▶ _PROBLEM TO SOLVE_
Copy the data that follows exactly. Include no pictures.
▼
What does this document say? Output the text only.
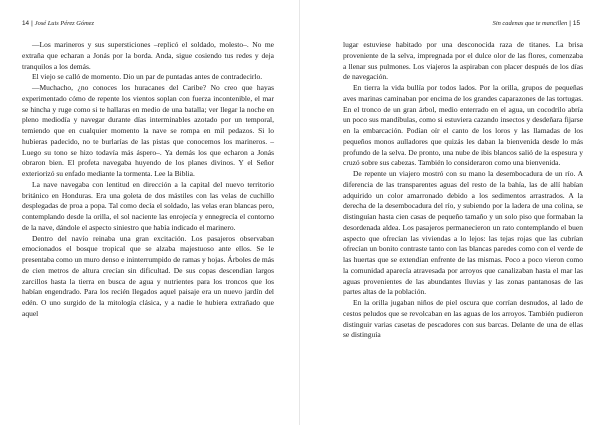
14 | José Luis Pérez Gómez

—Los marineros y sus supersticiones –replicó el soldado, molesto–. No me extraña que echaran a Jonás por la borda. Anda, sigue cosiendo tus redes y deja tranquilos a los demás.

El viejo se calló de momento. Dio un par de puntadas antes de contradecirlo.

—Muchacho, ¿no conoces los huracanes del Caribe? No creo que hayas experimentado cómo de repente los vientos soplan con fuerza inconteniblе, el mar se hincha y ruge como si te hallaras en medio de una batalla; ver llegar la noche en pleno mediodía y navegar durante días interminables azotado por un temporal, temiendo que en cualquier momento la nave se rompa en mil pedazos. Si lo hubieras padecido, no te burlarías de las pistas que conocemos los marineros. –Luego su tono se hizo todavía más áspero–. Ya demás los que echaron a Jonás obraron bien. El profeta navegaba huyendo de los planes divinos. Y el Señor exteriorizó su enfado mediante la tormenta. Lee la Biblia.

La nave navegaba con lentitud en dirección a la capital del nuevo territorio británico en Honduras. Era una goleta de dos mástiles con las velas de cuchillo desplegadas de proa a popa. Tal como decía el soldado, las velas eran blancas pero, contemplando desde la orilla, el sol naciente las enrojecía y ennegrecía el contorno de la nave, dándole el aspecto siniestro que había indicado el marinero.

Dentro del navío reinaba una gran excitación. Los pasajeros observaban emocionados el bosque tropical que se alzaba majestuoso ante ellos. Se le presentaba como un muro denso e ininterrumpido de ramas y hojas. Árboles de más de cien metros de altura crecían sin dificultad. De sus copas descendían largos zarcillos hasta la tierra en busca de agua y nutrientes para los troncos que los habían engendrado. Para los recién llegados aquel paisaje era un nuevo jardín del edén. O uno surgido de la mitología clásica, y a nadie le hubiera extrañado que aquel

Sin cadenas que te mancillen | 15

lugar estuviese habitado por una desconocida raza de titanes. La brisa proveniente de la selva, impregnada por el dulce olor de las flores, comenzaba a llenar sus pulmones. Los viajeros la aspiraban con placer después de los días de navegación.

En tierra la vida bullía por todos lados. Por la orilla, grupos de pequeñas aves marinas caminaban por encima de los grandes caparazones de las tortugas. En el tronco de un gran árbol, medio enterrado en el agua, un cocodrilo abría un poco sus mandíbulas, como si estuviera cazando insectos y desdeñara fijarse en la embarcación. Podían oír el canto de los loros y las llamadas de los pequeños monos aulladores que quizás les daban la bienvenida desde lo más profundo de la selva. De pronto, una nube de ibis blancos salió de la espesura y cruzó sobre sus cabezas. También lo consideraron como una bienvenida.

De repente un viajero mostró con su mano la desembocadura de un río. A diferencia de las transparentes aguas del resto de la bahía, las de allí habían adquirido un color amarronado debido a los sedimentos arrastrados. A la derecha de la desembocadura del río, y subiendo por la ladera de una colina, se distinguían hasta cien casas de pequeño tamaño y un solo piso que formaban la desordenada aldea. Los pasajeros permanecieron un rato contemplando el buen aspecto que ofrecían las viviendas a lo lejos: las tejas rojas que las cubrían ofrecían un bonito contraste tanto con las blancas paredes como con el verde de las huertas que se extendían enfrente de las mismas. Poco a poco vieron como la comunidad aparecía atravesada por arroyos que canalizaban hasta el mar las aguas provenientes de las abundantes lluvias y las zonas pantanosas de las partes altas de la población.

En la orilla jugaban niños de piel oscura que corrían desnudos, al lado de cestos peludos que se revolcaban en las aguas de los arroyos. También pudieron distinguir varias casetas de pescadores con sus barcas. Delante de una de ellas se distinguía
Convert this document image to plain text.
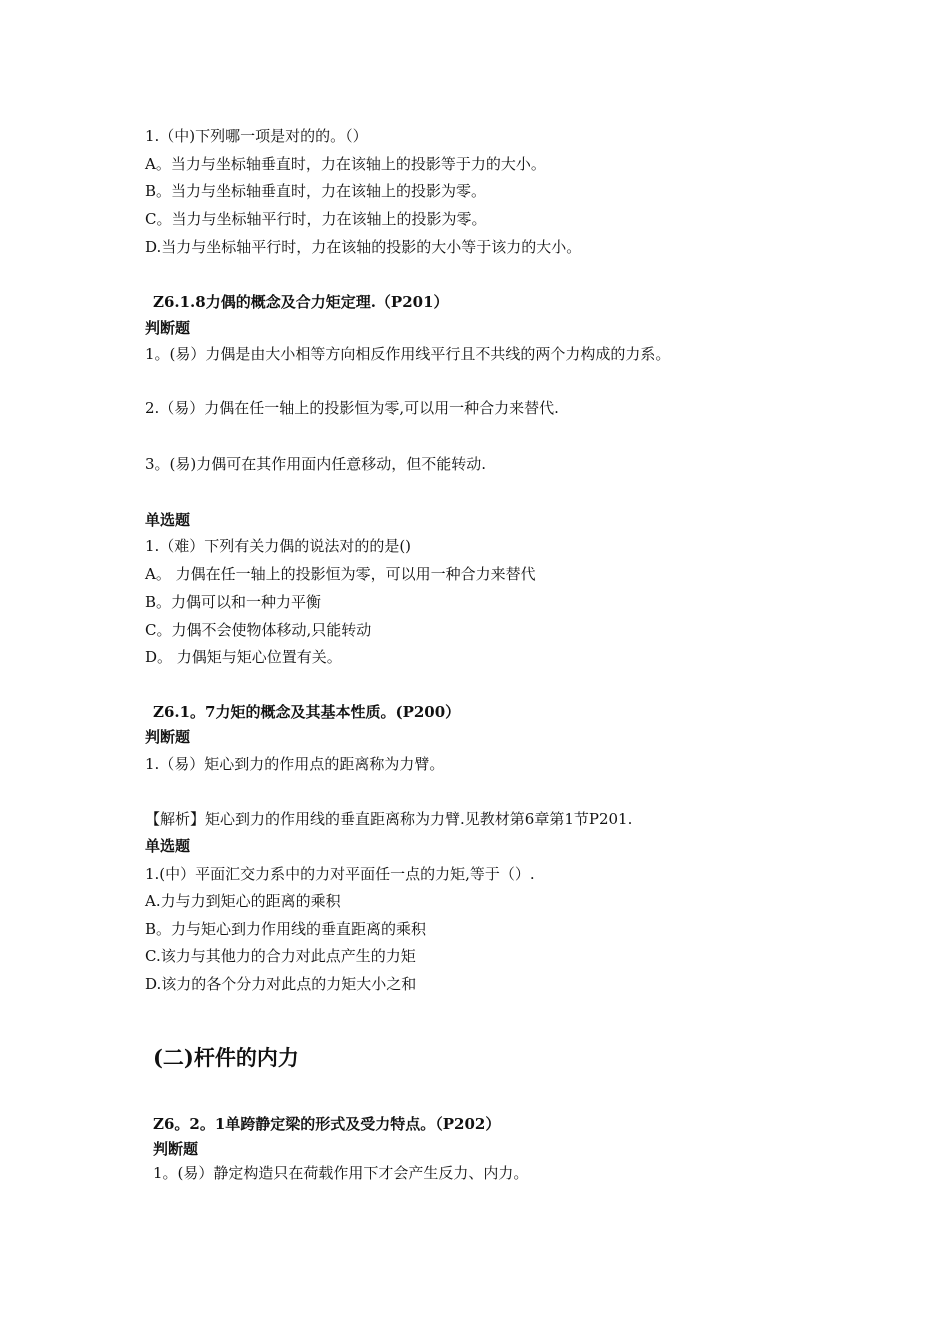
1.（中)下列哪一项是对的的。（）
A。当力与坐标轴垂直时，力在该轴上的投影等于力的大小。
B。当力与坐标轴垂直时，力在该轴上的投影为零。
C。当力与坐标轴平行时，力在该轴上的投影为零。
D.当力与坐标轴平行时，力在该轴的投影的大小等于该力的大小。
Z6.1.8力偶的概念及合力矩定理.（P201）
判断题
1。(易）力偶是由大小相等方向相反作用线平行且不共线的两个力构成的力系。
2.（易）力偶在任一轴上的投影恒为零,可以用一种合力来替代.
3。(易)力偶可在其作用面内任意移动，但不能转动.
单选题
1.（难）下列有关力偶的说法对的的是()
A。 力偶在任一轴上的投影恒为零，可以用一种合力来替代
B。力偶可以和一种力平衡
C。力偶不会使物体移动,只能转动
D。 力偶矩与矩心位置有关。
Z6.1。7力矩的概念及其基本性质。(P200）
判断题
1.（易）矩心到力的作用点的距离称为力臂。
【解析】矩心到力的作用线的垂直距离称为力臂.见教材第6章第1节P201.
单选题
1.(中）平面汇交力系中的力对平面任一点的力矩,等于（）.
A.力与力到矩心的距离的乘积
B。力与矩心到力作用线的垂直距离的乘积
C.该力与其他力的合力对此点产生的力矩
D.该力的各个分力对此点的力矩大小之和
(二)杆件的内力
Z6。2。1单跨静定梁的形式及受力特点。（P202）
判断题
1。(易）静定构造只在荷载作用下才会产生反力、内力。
▲
▶ _FULL OUTPUT_
What does this document say? Output the text only.
14 | José Luis Pérez Gómez

—Los marineros y sus supersticiones –replicó el soldado, molesto–. No me extraña que echaran a Jonás por la borda. Anda, sigue cosiendo tus redes y deja tranquilos a los demás.

El viejo se calló de momento. Dio un par de puntadas antes de contradecirlo.

—Muchacho, ¿no conoces los huracanes del Caribe? No creo que hayas experimentado cómo de repente los vientos soplan con fuerza inconteniblе, el mar se hincha y ruge como si te hallaras en medio de una batalla; ver llegar la noche en pleno mediodía y navegar durante días interminables azotado por un temporal, temiendo que en cualquier momento la nave se rompa en mil pedazos. Si lo hubieras padecido, no te burlarías de las pistas que conocemos los marineros. –Luego su tono se hizo todavía más áspero–. Ya demás los que echaron a Jonás obraron bien. El profeta navegaba huyendo de los planes divinos. Y el Señor exteriorizó su enfado mediante la tormenta. Lee la Biblia.

La nave navegaba con lentitud en dirección a la capital del nuevo territorio británico en Honduras. Era una goleta de dos mástiles con las velas de cuchillo desplegadas de proa a popa. Tal como decía el soldado, las velas eran blancas pero, contemplando desde la orilla, el sol naciente las enrojecía y ennegrecía el contorno de la nave, dándole el aspecto siniestro que había indicado el marinero.

Dentro del navío reinaba una gran excitación. Los pasajeros observaban emocionados el bosque tropical que se alzaba majestuoso ante ellos. Se le presentaba como un muro denso e ininterrumpido de ramas y hojas. Árboles de más de cien metros de altura crecían sin dificultad. De sus copas descendían largos zarcillos hasta la tierra en busca de agua y nutrientes para los troncos que los habían engendrado. Para los recién llegados aquel paisaje era un nuevo jardín del edén. O uno surgido de la mitología clásica, y a nadie le hubiera extrañado que aquel

Sin cadenas que te mancillen | 15

lugar estuviese habitado por una desconocida raza de titanes. La brisa proveniente de la selva, impregnada por el dulce olor de las flores, comenzaba a llenar sus pulmones. Los viajeros la aspiraban con placer después de los días de navegación.

En tierra la vida bullía por todos lados. Por la orilla, grupos de pequeñas aves marinas caminaban por encima de los grandes caparazones de las tortugas. En el tronco de un gran árbol, medio enterrado en el agua, un cocodrilo abría un poco sus mandíbulas, como si estuviera cazando insectos y desdeñara fijarse en la embarcación. Podían oír el canto de los loros y las llamadas de los pequeños monos aulladores que quizás les daban la bienvenida desde lo más profundo de la selva. De pronto, una nube de ibis blancos salió de la espesura y cruzó sobre sus cabezas. También lo consideraron como una bienvenida.

De repente un viajero mostró con su mano la desembocadura de un río. A diferencia de las transparentes aguas del resto de la bahía, las de allí habían adquirido un color amarronado debido a los sedimentos arrastrados. A la derecha de la desembocadura del río, y subiendo por la ladera de una colina, se distinguían hasta cien casas de pequeño tamaño y un solo piso que formaban la desordenada aldea. Los pasajeros permanecieron un rato contemplando el buen aspecto que ofrecían las viviendas a lo lejos: las tejas rojas que las cubrían ofrecían un bonito contraste tanto con las blancas paredes como con el verde de las huertas que se extendían enfrente de las mismas. Poco a poco vieron como la comunidad aparecía atravesada por arroyos que canalizaban hasta el mar las aguas provenientes de las abundantes lluvias y las zonas pantanosas de las partes altas de la población.

En la orilla jugaban niños de piel oscura que corrían desnudos, al lado de cestos peludos que se revolcaban en las aguas de los arroyos. También pudieron distinguir varias casetas de pescadores con sus barcas. Delante de una de ellas se distinguía
Convert this document image to plain text.
1.（中)下列哪一项是对的的。（）
A。当力与坐标轴垂直时，力在该轴上的投影等于力的大小。
B。当力与坐标轴垂直时，力在该轴上的投影为零。
C。当力与坐标轴平行时，力在该轴上的投影为零。
D.当力与坐标轴平行时，力在该轴的投影的大小等于该力的大小。
Z6.1.8力偶的概念及合力矩定理.（P201）
判断题
1。(易）力偶是由大小相等方向相反作用线平行且不共线的两个力构成的力系。
2.（易）力偶在任一轴上的投影恒为零,可以用一种合力来替代.
3。(易)力偶可在其作用面内任意移动，但不能转动.
单选题
1.（难）下列有关力偶的说法对的的是()
A。 力偶在任一轴上的投影恒为零，可以用一种合力来替代
B。力偶可以和一种力平衡
C。力偶不会使物体移动,只能转动
D。 力偶矩与矩心位置有关。
Z6.1。7力矩的概念及其基本性质。(P200）
判断题
1.（易）矩心到力的作用点的距离称为力臂。
【解析】矩心到力的作用线的垂直距离称为力臂.见教材第6章第1节P201.
单选题
1.(中）平面汇交力系中的力对平面任一点的力矩,等于（）.
A.力与力到矩心的距离的乘积
B。力与矩心到力作用线的垂直距离的乘积
C.该力与其他力的合力对此点产生的力矩
D.该力的各个分力对此点的力矩大小之和
(二)杆件的内力
Z6。2。1单跨静定梁的形式及受力特点。（P202）
判断题
1。(易）静定构造只在荷载作用下才会产生反力、内力。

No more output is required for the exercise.